**** Records to process ****

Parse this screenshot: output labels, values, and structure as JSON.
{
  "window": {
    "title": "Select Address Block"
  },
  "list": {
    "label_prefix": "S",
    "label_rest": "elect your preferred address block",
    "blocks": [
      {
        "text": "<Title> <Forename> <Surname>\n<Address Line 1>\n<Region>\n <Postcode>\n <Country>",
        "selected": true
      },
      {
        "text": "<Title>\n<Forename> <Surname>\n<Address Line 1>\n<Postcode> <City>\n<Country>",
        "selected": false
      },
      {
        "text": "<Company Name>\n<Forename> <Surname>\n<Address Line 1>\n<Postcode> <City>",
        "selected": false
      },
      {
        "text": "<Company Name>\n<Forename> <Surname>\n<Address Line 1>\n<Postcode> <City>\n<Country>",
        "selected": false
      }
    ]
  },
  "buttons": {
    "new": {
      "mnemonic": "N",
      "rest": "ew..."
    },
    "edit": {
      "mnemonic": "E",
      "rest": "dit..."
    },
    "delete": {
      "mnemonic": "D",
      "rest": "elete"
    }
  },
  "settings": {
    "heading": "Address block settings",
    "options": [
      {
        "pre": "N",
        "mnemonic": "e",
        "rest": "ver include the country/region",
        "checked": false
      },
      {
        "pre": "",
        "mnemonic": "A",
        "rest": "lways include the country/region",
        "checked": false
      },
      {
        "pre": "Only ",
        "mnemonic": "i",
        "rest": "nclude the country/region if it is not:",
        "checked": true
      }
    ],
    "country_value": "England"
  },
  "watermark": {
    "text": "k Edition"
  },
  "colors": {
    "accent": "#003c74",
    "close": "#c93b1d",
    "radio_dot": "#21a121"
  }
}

****

*What this task involves*. Extract every line above that contains the word "include".

*Reply to the task*.
        "rest": "ver include the country/region",
        "rest": "lways include the country/region",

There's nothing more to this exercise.